**** RECORDS FOR PROCESSING

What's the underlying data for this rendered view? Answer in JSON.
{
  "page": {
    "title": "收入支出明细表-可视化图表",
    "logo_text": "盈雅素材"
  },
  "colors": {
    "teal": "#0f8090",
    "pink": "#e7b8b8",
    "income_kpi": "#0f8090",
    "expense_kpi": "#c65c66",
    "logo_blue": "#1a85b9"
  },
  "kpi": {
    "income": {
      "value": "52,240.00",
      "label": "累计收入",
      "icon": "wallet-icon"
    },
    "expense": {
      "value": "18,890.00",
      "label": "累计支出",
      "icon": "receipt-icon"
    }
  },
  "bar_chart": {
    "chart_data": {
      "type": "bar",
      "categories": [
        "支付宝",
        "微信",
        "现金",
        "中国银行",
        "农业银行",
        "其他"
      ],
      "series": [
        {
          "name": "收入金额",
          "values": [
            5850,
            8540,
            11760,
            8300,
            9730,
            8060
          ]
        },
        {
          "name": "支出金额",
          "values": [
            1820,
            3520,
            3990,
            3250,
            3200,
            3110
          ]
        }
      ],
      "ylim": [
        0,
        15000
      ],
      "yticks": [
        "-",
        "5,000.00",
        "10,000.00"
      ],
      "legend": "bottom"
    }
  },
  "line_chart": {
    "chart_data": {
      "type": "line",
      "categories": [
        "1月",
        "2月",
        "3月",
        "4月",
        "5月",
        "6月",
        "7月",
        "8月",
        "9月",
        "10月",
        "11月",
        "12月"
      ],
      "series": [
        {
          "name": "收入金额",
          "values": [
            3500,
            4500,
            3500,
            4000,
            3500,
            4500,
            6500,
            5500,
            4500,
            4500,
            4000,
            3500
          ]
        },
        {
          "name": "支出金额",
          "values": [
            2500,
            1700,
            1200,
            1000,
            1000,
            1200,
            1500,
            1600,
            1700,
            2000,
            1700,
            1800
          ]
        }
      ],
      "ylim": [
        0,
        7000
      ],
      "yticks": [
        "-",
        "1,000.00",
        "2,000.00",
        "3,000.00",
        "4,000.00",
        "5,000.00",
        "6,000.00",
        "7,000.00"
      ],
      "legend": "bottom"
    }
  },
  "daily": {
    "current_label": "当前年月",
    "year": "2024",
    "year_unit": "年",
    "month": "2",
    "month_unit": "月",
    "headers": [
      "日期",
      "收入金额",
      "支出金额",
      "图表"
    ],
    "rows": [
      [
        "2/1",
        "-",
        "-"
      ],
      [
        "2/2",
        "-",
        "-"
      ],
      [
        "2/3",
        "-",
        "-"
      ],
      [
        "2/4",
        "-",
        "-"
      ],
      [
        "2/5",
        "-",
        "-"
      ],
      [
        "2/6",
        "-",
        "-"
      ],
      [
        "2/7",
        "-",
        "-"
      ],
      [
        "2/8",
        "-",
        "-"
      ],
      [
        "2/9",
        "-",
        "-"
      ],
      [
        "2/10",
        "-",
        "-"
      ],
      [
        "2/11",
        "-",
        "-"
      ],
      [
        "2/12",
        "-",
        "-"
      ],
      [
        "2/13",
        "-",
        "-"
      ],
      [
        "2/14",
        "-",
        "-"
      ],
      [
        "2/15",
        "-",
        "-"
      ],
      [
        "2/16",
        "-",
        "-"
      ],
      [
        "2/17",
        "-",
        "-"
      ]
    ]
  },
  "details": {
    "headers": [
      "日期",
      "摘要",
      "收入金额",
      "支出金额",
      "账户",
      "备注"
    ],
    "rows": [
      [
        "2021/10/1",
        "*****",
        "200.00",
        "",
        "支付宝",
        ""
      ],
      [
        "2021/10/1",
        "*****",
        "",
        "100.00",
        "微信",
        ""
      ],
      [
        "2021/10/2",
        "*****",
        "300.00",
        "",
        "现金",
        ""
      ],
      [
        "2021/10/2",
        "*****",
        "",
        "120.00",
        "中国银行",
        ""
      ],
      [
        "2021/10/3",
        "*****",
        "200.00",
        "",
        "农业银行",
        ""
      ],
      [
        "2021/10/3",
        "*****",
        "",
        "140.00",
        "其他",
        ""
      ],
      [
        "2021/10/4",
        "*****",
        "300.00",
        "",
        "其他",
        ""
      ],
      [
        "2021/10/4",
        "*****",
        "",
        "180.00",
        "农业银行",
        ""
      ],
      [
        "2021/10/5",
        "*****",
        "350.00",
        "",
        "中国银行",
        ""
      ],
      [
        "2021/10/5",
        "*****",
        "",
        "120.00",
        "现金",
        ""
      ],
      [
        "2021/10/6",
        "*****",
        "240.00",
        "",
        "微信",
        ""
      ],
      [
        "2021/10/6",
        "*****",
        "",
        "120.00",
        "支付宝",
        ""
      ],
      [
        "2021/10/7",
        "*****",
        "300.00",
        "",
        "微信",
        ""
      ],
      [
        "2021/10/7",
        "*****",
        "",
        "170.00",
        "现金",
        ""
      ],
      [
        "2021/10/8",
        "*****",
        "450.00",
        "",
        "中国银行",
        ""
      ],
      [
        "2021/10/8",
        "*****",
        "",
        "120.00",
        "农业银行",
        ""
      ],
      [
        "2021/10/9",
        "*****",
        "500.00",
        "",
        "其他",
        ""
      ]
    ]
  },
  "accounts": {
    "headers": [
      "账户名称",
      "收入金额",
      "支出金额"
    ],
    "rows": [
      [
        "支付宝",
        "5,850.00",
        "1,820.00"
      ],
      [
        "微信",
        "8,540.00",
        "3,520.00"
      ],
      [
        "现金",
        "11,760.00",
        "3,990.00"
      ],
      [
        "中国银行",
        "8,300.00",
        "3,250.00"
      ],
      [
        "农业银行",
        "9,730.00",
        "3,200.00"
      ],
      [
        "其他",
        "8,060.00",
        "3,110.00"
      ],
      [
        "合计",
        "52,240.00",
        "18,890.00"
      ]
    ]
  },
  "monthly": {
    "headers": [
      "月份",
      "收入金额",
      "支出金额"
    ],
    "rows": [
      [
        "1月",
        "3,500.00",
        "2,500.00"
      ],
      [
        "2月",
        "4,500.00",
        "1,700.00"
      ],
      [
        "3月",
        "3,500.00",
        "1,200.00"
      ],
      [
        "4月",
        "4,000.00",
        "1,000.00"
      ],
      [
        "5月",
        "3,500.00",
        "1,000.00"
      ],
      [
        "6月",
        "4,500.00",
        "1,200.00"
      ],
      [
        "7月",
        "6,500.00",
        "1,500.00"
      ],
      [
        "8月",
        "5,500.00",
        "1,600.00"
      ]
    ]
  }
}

********

## TASK REQUIREMENTS
Copy all the entries verbatim.

## OUTPUT FOR THIS EXERCISE
What's the underlying data for this rendered view? Answer in JSON.
{
  "page": {
    "title": "收入支出明细表-可视化图表",
    "logo_text": "盈雅素材"
  },
  "colors": {
    "teal": "#0f8090",
    "pink": "#e7b8b8",
    "income_kpi": "#0f8090",
    "expense_kpi": "#c65c66",
    "logo_blue": "#1a85b9"
  },
  "kpi": {
    "income": {
      "value": "52,240.00",
      "label": "累计收入",
      "icon": "wallet-icon"
    },
    "expense": {
      "value": "18,890.00",
      "label": "累计支出",
      "icon": "receipt-icon"
    }
  },
  "bar_chart": {
    "chart_data": {
      "type": "bar",
      "categories": [
        "支付宝",
        "微信",
        "现金",
        "中国银行",
        "农业银行",
        "其他"
      ],
      "series": [
        {
          "name": "收入金额",
          "values": [
            5850,
            8540,
            11760,
            8300,
            9730,
            8060
          ]
        },
        {
          "name": "支出金额",
          "values": [
            1820,
            3520,
            3990,
            3250,
            3200,
            3110
          ]
        }
      ],
      "ylim": [
        0,
        15000
      ],
      "yticks": [
        "-",
        "5,000.00",
        "10,000.00"
      ],
      "legend": "bottom"
    }
  },
  "line_chart": {
    "chart_data": {
      "type": "line",
      "categories": [
        "1月",
        "2月",
        "3月",
        "4月",
        "5月",
        "6月",
        "7月",
        "8月",
        "9月",
        "10月",
        "11月",
        "12月"
      ],
      "series": [
        {
          "name": "收入金额",
          "values": [
            3500,
            4500,
            3500,
            4000,
            3500,
            4500,
            6500,
            5500,
            4500,
            4500,
            4000,
            3500
          ]
        },
        {
          "name": "支出金额",
          "values": [
            2500,
            1700,
            1200,
            1000,
            1000,
            1200,
            1500,
            1600,
            1700,
            2000,
            1700,
            1800
          ]
        }
      ],
      "ylim": [
        0,
        7000
      ],
      "yticks": [
        "-",
        "1,000.00",
        "2,000.00",
        "3,000.00",
        "4,000.00",
        "5,000.00",
        "6,000.00",
        "7,000.00"
      ],
      "legend": "bottom"
    }
  },
  "daily": {
    "current_label": "当前年月",
    "year": "2024",
    "year_unit": "年",
    "month": "2",
    "month_unit": "月",
    "headers": [
      "日期",
      "收入金额",
      "支出金额",
      "图表"
    ],
    "rows": [
      [
        "2/1",
        "-",
        "-"
      ],
      [
        "2/2",
        "-",
        "-"
      ],
      [
        "2/3",
        "-",
        "-"
      ],
      [
        "2/4",
        "-",
        "-"
      ],
      [
        "2/5",
        "-",
        "-"
      ],
      [
        "2/6",
        "-",
        "-"
      ],
      [
        "2/7",
        "-",
        "-"
      ],
      [
        "2/8",
        "-",
        "-"
      ],
      [
        "2/9",
        "-",
        "-"
      ],
      [
        "2/10",
        "-",
        "-"
      ],
      [
        "2/11",
        "-",
        "-"
      ],
      [
        "2/12",
        "-",
        "-"
      ],
      [
        "2/13",
        "-",
        "-"
      ],
      [
        "2/14",
        "-",
        "-"
      ],
      [
        "2/15",
        "-",
        "-"
      ],
      [
        "2/16",
        "-",
        "-"
      ],
      [
        "2/17",
        "-",
        "-"
      ]
    ]
  },
  "details": {
    "headers": [
      "日期",
      "摘要",
      "收入金额",
      "支出金额",
      "账户",
      "备注"
    ],
    "rows": [
      [
        "2021/10/1",
        "*****",
        "200.00",
        "",
        "支付宝",
        ""
      ],
      [
        "2021/10/1",
        "*****",
        "",
        "100.00",
        "微信",
        ""
      ],
      [
        "2021/10/2",
        "*****",
        "300.00",
        "",
        "现金",
        ""
      ],
      [
        "2021/10/2",
        "*****",
        "",
        "120.00",
        "中国银行",
        ""
      ],
      [
        "2021/10/3",
        "*****",
        "200.00",
        "",
        "农业银行",
        ""
      ],
      [
        "2021/10/3",
        "*****",
        "",
        "140.00",
        "其他",
        ""
      ],
      [
        "2021/10/4",
        "*****",
        "300.00",
        "",
        "其他",
        ""
      ],
      [
        "2021/10/4",
        "*****",
        "",
        "180.00",
        "农业银行",
        ""
      ],
      [
        "2021/10/5",
        "*****",
        "350.00",
        "",
        "中国银行",
        ""
      ],
      [
        "2021/10/5",
        "*****",
        "",
        "120.00",
        "现金",
        ""
      ],
      [
        "2021/10/6",
        "*****",
        "240.00",
        "",
        "微信",
        ""
      ],
      [
        "2021/10/6",
        "*****",
        "",
        "120.00",
        "支付宝",
        ""
      ],
      [
        "2021/10/7",
        "*****",
        "300.00",
        "",
        "微信",
        ""
      ],
      [
        "2021/10/7",
        "*****",
        "",
        "170.00",
        "现金",
        ""
      ],
      [
        "2021/10/8",
        "*****",
        "450.00",
        "",
        "中国银行",
        ""
      ],
      [
        "2021/10/8",
        "*****",
        "",
        "120.00",
        "农业银行",
        ""
      ],
      [
        "2021/10/9",
        "*****",
        "500.00",
        "",
        "其他",
        ""
      ]
    ]
  },
  "accounts": {
    "headers": [
      "账户名称",
      "收入金额",
      "支出金额"
    ],
    "rows": [
      [
        "支付宝",
        "5,850.00",
        "1,820.00"
      ],
      [
        "微信",
        "8,540.00",
        "3,520.00"
      ],
      [
        "现金",
        "11,760.00",
        "3,990.00"
      ],
      [
        "中国银行",
        "8,300.00",
        "3,250.00"
      ],
      [
        "农业银行",
        "9,730.00",
        "3,200.00"
      ],
      [
        "其他",
        "8,060.00",
        "3,110.00"
      ],
      [
        "合计",
        "52,240.00",
        "18,890.00"
      ]
    ]
  },
  "monthly": {
    "headers": [
      "月份",
      "收入金额",
      "支出金额"
    ],
    "rows": [
      [
        "1月",
        "3,500.00",
        "2,500.00"
      ],
      [
        "2月",
        "4,500.00",
        "1,700.00"
      ],
      [
        "3月",
        "3,500.00",
        "1,200.00"
      ],
      [
        "4月",
        "4,000.00",
        "1,000.00"
      ],
      [
        "5月",
        "3,500.00",
        "1,000.00"
      ],
      [
        "6月",
        "4,500.00",
        "1,200.00"
      ],
      [
        "7月",
        "6,500.00",
        "1,500.00"
      ],
      [
        "8月",
        "5,500.00",
        "1,600.00"
      ]
    ]
  }
}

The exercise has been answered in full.